## Available records
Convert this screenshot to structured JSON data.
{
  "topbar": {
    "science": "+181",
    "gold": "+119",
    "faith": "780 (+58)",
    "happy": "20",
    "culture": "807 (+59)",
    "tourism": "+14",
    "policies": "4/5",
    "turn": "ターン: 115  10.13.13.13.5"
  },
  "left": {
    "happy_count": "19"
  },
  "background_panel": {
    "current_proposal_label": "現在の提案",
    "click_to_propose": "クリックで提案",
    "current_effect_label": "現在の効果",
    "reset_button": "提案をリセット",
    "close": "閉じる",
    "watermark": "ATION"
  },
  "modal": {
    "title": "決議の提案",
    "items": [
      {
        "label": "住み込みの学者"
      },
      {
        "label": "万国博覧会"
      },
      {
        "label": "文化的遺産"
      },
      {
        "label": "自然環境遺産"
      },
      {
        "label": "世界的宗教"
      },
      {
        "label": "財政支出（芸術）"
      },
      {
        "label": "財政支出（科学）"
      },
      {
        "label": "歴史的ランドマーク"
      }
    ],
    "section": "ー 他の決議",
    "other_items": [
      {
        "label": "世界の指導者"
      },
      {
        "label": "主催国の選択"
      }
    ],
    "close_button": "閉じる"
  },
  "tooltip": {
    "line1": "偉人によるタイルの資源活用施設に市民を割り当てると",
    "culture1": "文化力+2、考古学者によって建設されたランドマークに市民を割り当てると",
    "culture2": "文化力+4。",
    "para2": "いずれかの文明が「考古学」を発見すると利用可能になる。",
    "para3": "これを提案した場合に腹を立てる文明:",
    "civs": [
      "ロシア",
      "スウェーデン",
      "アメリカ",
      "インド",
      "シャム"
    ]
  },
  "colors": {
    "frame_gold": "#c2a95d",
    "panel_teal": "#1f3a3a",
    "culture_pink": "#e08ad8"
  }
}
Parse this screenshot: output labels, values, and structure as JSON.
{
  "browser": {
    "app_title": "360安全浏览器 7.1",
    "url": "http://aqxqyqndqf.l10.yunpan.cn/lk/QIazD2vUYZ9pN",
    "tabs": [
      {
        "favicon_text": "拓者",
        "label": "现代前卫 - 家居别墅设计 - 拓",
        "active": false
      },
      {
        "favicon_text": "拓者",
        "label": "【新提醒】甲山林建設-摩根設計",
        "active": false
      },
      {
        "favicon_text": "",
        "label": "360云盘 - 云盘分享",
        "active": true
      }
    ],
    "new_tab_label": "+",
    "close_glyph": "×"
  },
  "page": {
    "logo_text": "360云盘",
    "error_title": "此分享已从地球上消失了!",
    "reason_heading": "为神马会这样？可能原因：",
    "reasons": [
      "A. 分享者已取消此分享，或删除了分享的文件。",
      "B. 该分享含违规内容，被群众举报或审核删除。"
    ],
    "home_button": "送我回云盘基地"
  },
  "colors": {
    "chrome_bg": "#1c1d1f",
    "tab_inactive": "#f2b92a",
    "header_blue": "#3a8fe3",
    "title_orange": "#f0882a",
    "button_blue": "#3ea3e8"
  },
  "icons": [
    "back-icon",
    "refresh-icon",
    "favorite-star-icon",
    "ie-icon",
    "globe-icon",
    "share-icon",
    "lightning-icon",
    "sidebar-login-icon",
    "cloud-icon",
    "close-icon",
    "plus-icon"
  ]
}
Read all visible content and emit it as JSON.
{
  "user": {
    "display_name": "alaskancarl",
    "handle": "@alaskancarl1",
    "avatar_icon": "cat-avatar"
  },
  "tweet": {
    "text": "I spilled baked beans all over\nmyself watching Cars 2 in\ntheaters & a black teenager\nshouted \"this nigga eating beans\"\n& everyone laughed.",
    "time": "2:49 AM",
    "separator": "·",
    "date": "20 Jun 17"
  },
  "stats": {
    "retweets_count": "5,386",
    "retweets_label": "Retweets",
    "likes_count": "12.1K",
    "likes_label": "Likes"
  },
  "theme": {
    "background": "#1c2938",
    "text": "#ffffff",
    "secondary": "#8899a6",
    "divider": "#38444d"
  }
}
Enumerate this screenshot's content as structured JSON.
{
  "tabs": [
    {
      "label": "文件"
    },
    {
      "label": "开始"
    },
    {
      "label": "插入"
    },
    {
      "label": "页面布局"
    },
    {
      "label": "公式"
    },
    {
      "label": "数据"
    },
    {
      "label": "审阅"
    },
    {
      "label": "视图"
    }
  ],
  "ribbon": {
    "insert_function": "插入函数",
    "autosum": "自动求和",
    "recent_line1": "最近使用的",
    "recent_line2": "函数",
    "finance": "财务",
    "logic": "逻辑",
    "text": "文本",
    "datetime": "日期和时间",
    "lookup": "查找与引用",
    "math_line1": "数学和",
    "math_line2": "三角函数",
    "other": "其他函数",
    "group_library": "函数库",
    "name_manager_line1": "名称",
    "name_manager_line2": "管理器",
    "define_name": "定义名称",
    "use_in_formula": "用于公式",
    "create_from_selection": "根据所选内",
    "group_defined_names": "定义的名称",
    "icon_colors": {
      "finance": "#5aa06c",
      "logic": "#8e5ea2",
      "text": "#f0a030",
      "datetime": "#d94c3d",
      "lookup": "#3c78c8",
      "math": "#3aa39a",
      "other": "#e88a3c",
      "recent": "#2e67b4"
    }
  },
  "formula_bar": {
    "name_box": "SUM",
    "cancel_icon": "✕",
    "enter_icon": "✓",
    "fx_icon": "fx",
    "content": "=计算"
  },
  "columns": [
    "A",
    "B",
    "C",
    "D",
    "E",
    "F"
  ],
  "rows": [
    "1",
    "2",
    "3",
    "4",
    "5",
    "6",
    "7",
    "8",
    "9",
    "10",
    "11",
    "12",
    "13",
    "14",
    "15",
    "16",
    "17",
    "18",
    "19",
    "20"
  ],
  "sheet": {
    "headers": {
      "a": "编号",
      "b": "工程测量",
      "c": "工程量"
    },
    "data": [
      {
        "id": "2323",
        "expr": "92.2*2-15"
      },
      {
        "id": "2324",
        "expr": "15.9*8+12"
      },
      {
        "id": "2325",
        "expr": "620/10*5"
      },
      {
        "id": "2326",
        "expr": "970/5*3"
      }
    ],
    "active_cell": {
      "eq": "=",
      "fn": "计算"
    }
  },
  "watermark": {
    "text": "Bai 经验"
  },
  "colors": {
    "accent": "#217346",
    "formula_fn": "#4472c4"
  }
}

## The task
Restate all of the entries exactly, please.

## Written solution
Convert this screenshot to structured JSON data.
{
  "topbar": {
    "science": "+181",
    "gold": "+119",
    "faith": "780 (+58)",
    "happy": "20",
    "culture": "807 (+59)",
    "tourism": "+14",
    "policies": "4/5",
    "turn": "ターン: 115  10.13.13.13.5"
  },
  "left": {
    "happy_count": "19"
  },
  "background_panel": {
    "current_proposal_label": "現在の提案",
    "click_to_propose": "クリックで提案",
    "current_effect_label": "現在の効果",
    "reset_button": "提案をリセット",
    "close": "閉じる",
    "watermark": "ATION"
  },
  "modal": {
    "title": "決議の提案",
    "items": [
      {
        "label": "住み込みの学者"
      },
      {
        "label": "万国博覧会"
      },
      {
        "label": "文化的遺産"
      },
      {
        "label": "自然環境遺産"
      },
      {
        "label": "世界的宗教"
      },
      {
        "label": "財政支出（芸術）"
      },
      {
        "label": "財政支出（科学）"
      },
      {
        "label": "歴史的ランドマーク"
      }
    ],
    "section": "ー 他の決議",
    "other_items": [
      {
        "label": "世界の指導者"
      },
      {
        "label": "主催国の選択"
      }
    ],
    "close_button": "閉じる"
  },
  "tooltip": {
    "line1": "偉人によるタイルの資源活用施設に市民を割り当てると",
    "culture1": "文化力+2、考古学者によって建設されたランドマークに市民を割り当てると",
    "culture2": "文化力+4。",
    "para2": "いずれかの文明が「考古学」を発見すると利用可能になる。",
    "para3": "これを提案した場合に腹を立てる文明:",
    "civs": [
      "ロシア",
      "スウェーデン",
      "アメリカ",
      "インド",
      "シャム"
    ]
  },
  "colors": {
    "frame_gold": "#c2a95d",
    "panel_teal": "#1f3a3a",
    "culture_pink": "#e08ad8"
  }
}
Parse this screenshot: output labels, values, and structure as JSON.
{
  "browser": {
    "app_title": "360安全浏览器 7.1",
    "url": "http://aqxqyqndqf.l10.yunpan.cn/lk/QIazD2vUYZ9pN",
    "tabs": [
      {
        "favicon_text": "拓者",
        "label": "现代前卫 - 家居别墅设计 - 拓",
        "active": false
      },
      {
        "favicon_text": "拓者",
        "label": "【新提醒】甲山林建設-摩根設計",
        "active": false
      },
      {
        "favicon_text": "",
        "label": "360云盘 - 云盘分享",
        "active": true
      }
    ],
    "new_tab_label": "+",
    "close_glyph": "×"
  },
  "page": {
    "logo_text": "360云盘",
    "error_title": "此分享已从地球上消失了!",
    "reason_heading": "为神马会这样？可能原因：",
    "reasons": [
      "A. 分享者已取消此分享，或删除了分享的文件。",
      "B. 该分享含违规内容，被群众举报或审核删除。"
    ],
    "home_button": "送我回云盘基地"
  },
  "colors": {
    "chrome_bg": "#1c1d1f",
    "tab_inactive": "#f2b92a",
    "header_blue": "#3a8fe3",
    "title_orange": "#f0882a",
    "button_blue": "#3ea3e8"
  },
  "icons": [
    "back-icon",
    "refresh-icon",
    "favorite-star-icon",
    "ie-icon",
    "globe-icon",
    "share-icon",
    "lightning-icon",
    "sidebar-login-icon",
    "cloud-icon",
    "close-icon",
    "plus-icon"
  ]
}
Read all visible content and emit it as JSON.
{
  "user": {
    "display_name": "alaskancarl",
    "handle": "@alaskancarl1",
    "avatar_icon": "cat-avatar"
  },
  "tweet": {
    "text": "I spilled baked beans all over\nmyself watching Cars 2 in\ntheaters & a black teenager\nshouted \"this nigga eating beans\"\n& everyone laughed.",
    "time": "2:49 AM",
    "separator": "·",
    "date": "20 Jun 17"
  },
  "stats": {
    "retweets_count": "5,386",
    "retweets_label": "Retweets",
    "likes_count": "12.1K",
    "likes_label": "Likes"
  },
  "theme": {
    "background": "#1c2938",
    "text": "#ffffff",
    "secondary": "#8899a6",
    "divider": "#38444d"
  }
}
Enumerate this screenshot's content as structured JSON.
{
  "tabs": [
    {
      "label": "文件"
    },
    {
      "label": "开始"
    },
    {
      "label": "插入"
    },
    {
      "label": "页面布局"
    },
    {
      "label": "公式"
    },
    {
      "label": "数据"
    },
    {
      "label": "审阅"
    },
    {
      "label": "视图"
    }
  ],
  "ribbon": {
    "insert_function": "插入函数",
    "autosum": "自动求和",
    "recent_line1": "最近使用的",
    "recent_line2": "函数",
    "finance": "财务",
    "logic": "逻辑",
    "text": "文本",
    "datetime": "日期和时间",
    "lookup": "查找与引用",
    "math_line1": "数学和",
    "math_line2": "三角函数",
    "other": "其他函数",
    "group_library": "函数库",
    "name_manager_line1": "名称",
    "name_manager_line2": "管理器",
    "define_name": "定义名称",
    "use_in_formula": "用于公式",
    "create_from_selection": "根据所选内",
    "group_defined_names": "定义的名称",
    "icon_colors": {
      "finance": "#5aa06c",
      "logic": "#8e5ea2",
      "text": "#f0a030",
      "datetime": "#d94c3d",
      "lookup": "#3c78c8",
      "math": "#3aa39a",
      "other": "#e88a3c",
      "recent": "#2e67b4"
    }
  },
  "formula_bar": {
    "name_box": "SUM",
    "cancel_icon": "✕",
    "enter_icon": "✓",
    "fx_icon": "fx",
    "content": "=计算"
  },
  "columns": [
    "A",
    "B",
    "C",
    "D",
    "E",
    "F"
  ],
  "rows": [
    "1",
    "2",
    "3",
    "4",
    "5",
    "6",
    "7",
    "8",
    "9",
    "10",
    "11",
    "12",
    "13",
    "14",
    "15",
    "16",
    "17",
    "18",
    "19",
    "20"
  ],
  "sheet": {
    "headers": {
      "a": "编号",
      "b": "工程测量",
      "c": "工程量"
    },
    "data": [
      {
        "id": "2323",
        "expr": "92.2*2-15"
      },
      {
        "id": "2324",
        "expr": "15.9*8+12"
      },
      {
        "id": "2325",
        "expr": "620/10*5"
      },
      {
        "id": "2326",
        "expr": "970/5*3"
      }
    ],
    "active_cell": {
      "eq": "=",
      "fn": "计算"
    }
  },
  "watermark": {
    "text": "Bai 经验"
  },
  "colors": {
    "accent": "#217346",
    "formula_fn": "#4472c4"
  }
}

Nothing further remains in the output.